- The request -
In the listing below, identify each line with the word "text" and return those lines.

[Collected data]
* * * * *
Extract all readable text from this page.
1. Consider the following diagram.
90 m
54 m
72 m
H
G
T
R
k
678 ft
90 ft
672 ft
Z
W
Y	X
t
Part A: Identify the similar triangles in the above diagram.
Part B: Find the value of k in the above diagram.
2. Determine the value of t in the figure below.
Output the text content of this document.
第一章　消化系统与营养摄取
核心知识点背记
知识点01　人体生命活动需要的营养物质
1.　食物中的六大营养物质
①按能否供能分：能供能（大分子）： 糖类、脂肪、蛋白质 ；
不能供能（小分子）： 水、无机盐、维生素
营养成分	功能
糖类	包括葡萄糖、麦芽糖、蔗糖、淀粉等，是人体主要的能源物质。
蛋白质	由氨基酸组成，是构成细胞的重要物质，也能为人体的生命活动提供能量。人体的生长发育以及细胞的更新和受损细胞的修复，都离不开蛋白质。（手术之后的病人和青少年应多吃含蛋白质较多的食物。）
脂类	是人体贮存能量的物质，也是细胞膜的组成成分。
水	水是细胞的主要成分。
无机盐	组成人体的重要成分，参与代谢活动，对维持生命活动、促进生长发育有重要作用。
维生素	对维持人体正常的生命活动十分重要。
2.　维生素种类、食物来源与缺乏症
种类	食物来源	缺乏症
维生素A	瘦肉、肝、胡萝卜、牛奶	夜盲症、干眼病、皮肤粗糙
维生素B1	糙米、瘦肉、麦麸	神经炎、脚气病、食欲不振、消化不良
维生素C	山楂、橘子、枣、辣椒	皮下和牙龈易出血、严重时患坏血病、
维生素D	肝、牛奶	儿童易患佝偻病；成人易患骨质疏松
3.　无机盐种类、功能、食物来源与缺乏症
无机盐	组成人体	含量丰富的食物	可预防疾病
* * * * *
- Answer to this problem -
Extract all readable text from this page.
Output the text content of this document.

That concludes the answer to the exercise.